Records:
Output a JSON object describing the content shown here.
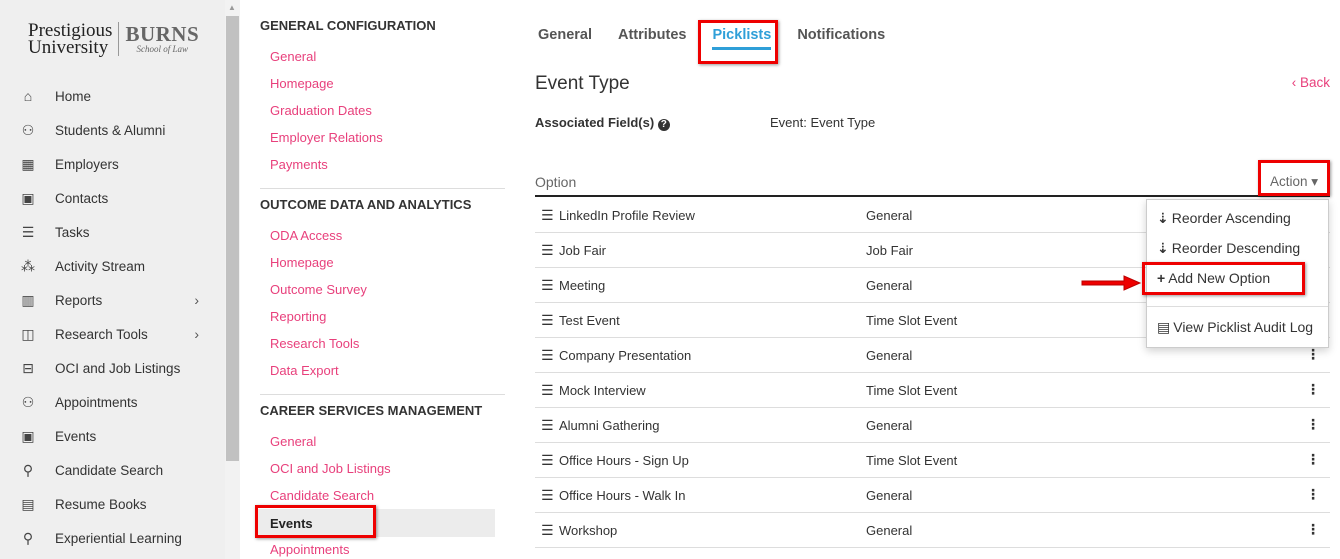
{
  "logo": {
    "line1": "Prestigious",
    "line2": "University",
    "brand": "BURNS",
    "sub": "School of Law"
  },
  "sidebar": {
    "items": [
      {
        "label": "Home",
        "icon": "home-icon",
        "glyph": "⌂"
      },
      {
        "label": "Students & Alumni",
        "icon": "users-icon",
        "glyph": "⚇"
      },
      {
        "label": "Employers",
        "icon": "building-icon",
        "glyph": "▦"
      },
      {
        "label": "Contacts",
        "icon": "contact-book-icon",
        "glyph": "▣"
      },
      {
        "label": "Tasks",
        "icon": "checklist-icon",
        "glyph": "☰"
      },
      {
        "label": "Activity Stream",
        "icon": "network-icon",
        "glyph": "⁂"
      },
      {
        "label": "Reports",
        "icon": "bar-chart-icon",
        "glyph": "▥",
        "chevron": true
      },
      {
        "label": "Research Tools",
        "icon": "research-icon",
        "glyph": "◫",
        "chevron": true
      },
      {
        "label": "OCI and Job Listings",
        "icon": "briefcase-icon",
        "glyph": "⊟"
      },
      {
        "label": "Appointments",
        "icon": "people-icon",
        "glyph": "⚇"
      },
      {
        "label": "Events",
        "icon": "calendar-icon",
        "glyph": "▣"
      },
      {
        "label": "Candidate Search",
        "icon": "graduate-icon",
        "glyph": "⚲"
      },
      {
        "label": "Resume Books",
        "icon": "resume-icon",
        "glyph": "▤"
      },
      {
        "label": "Experiential Learning",
        "icon": "person-icon",
        "glyph": "⚲"
      }
    ]
  },
  "config": {
    "sections": [
      {
        "heading": "GENERAL CONFIGURATION",
        "links": [
          "General",
          "Homepage",
          "Graduation Dates",
          "Employer Relations",
          "Payments"
        ]
      },
      {
        "heading": "OUTCOME DATA AND ANALYTICS",
        "links": [
          "ODA Access",
          "Homepage",
          "Outcome Survey",
          "Reporting",
          "Research Tools",
          "Data Export"
        ]
      },
      {
        "heading": "CAREER SERVICES MANAGEMENT",
        "links": [
          "General",
          "OCI and Job Listings",
          "Candidate Search",
          "Events",
          "Appointments"
        ]
      }
    ],
    "active": "Events"
  },
  "tabs": [
    "General",
    "Attributes",
    "Picklists",
    "Notifications"
  ],
  "active_tab": "Picklists",
  "title": "Event Type",
  "back": "‹ Back",
  "associated_label": "Associated Field(s)",
  "associated_value": "Event: Event Type",
  "table": {
    "col_option": "Option",
    "action": "Action ▾",
    "rows": [
      {
        "name": "LinkedIn Profile Review",
        "type": "General"
      },
      {
        "name": "Job Fair",
        "type": "Job Fair"
      },
      {
        "name": "Meeting",
        "type": "General"
      },
      {
        "name": "Test Event",
        "type": "Time Slot Event"
      },
      {
        "name": "Company Presentation",
        "type": "General"
      },
      {
        "name": "Mock Interview",
        "type": "Time Slot Event"
      },
      {
        "name": "Alumni Gathering",
        "type": "General"
      },
      {
        "name": "Office Hours - Sign Up",
        "type": "Time Slot Event"
      },
      {
        "name": "Office Hours - Walk In",
        "type": "General"
      },
      {
        "name": "Workshop",
        "type": "General"
      }
    ]
  },
  "action_menu": [
    {
      "label": "Reorder Ascending",
      "icon": "sort-ascending-icon",
      "glyph": "⇣"
    },
    {
      "label": "Reorder Descending",
      "icon": "sort-descending-icon",
      "glyph": "⇣"
    },
    {
      "label": "Add New Option",
      "icon": "plus-icon",
      "glyph": "+"
    },
    {
      "label": "View Picklist Audit Log",
      "icon": "list-icon",
      "glyph": "▤"
    }
  ],
  "colors": {
    "accent": "#2f9fd8",
    "link": "#e8407c",
    "highlight": "#ee0000"
  }
}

## [Exercise instructions]
Without the pictures, print the whole listing exactly as given.

## [Task solution]
Output a JSON object describing the content shown here.
{
  "logo": {
    "line1": "Prestigious",
    "line2": "University",
    "brand": "BURNS",
    "sub": "School of Law"
  },
  "sidebar": {
    "items": [
      {
        "label": "Home",
        "icon": "home-icon",
        "glyph": "⌂"
      },
      {
        "label": "Students & Alumni",
        "icon": "users-icon",
        "glyph": "⚇"
      },
      {
        "label": "Employers",
        "icon": "building-icon",
        "glyph": "▦"
      },
      {
        "label": "Contacts",
        "icon": "contact-book-icon",
        "glyph": "▣"
      },
      {
        "label": "Tasks",
        "icon": "checklist-icon",
        "glyph": "☰"
      },
      {
        "label": "Activity Stream",
        "icon": "network-icon",
        "glyph": "⁂"
      },
      {
        "label": "Reports",
        "icon": "bar-chart-icon",
        "glyph": "▥",
        "chevron": true
      },
      {
        "label": "Research Tools",
        "icon": "research-icon",
        "glyph": "◫",
        "chevron": true
      },
      {
        "label": "OCI and Job Listings",
        "icon": "briefcase-icon",
        "glyph": "⊟"
      },
      {
        "label": "Appointments",
        "icon": "people-icon",
        "glyph": "⚇"
      },
      {
        "label": "Events",
        "icon": "calendar-icon",
        "glyph": "▣"
      },
      {
        "label": "Candidate Search",
        "icon": "graduate-icon",
        "glyph": "⚲"
      },
      {
        "label": "Resume Books",
        "icon": "resume-icon",
        "glyph": "▤"
      },
      {
        "label": "Experiential Learning",
        "icon": "person-icon",
        "glyph": "⚲"
      }
    ]
  },
  "config": {
    "sections": [
      {
        "heading": "GENERAL CONFIGURATION",
        "links": [
          "General",
          "Homepage",
          "Graduation Dates",
          "Employer Relations",
          "Payments"
        ]
      },
      {
        "heading": "OUTCOME DATA AND ANALYTICS",
        "links": [
          "ODA Access",
          "Homepage",
          "Outcome Survey",
          "Reporting",
          "Research Tools",
          "Data Export"
        ]
      },
      {
        "heading": "CAREER SERVICES MANAGEMENT",
        "links": [
          "General",
          "OCI and Job Listings",
          "Candidate Search",
          "Events",
          "Appointments"
        ]
      }
    ],
    "active": "Events"
  },
  "tabs": [
    "General",
    "Attributes",
    "Picklists",
    "Notifications"
  ],
  "active_tab": "Picklists",
  "title": "Event Type",
  "back": "‹ Back",
  "associated_label": "Associated Field(s)",
  "associated_value": "Event: Event Type",
  "table": {
    "col_option": "Option",
    "action": "Action ▾",
    "rows": [
      {
        "name": "LinkedIn Profile Review",
        "type": "General"
      },
      {
        "name": "Job Fair",
        "type": "Job Fair"
      },
      {
        "name": "Meeting",
        "type": "General"
      },
      {
        "name": "Test Event",
        "type": "Time Slot Event"
      },
      {
        "name": "Company Presentation",
        "type": "General"
      },
      {
        "name": "Mock Interview",
        "type": "Time Slot Event"
      },
      {
        "name": "Alumni Gathering",
        "type": "General"
      },
      {
        "name": "Office Hours - Sign Up",
        "type": "Time Slot Event"
      },
      {
        "name": "Office Hours - Walk In",
        "type": "General"
      },
      {
        "name": "Workshop",
        "type": "General"
      }
    ]
  },
  "action_menu": [
    {
      "label": "Reorder Ascending",
      "icon": "sort-ascending-icon",
      "glyph": "⇣"
    },
    {
      "label": "Reorder Descending",
      "icon": "sort-descending-icon",
      "glyph": "⇣"
    },
    {
      "label": "Add New Option",
      "icon": "plus-icon",
      "glyph": "+"
    },
    {
      "label": "View Picklist Audit Log",
      "icon": "list-icon",
      "glyph": "▤"
    }
  ],
  "colors": {
    "accent": "#2f9fd8",
    "link": "#e8407c",
    "highlight": "#ee0000"
  }
}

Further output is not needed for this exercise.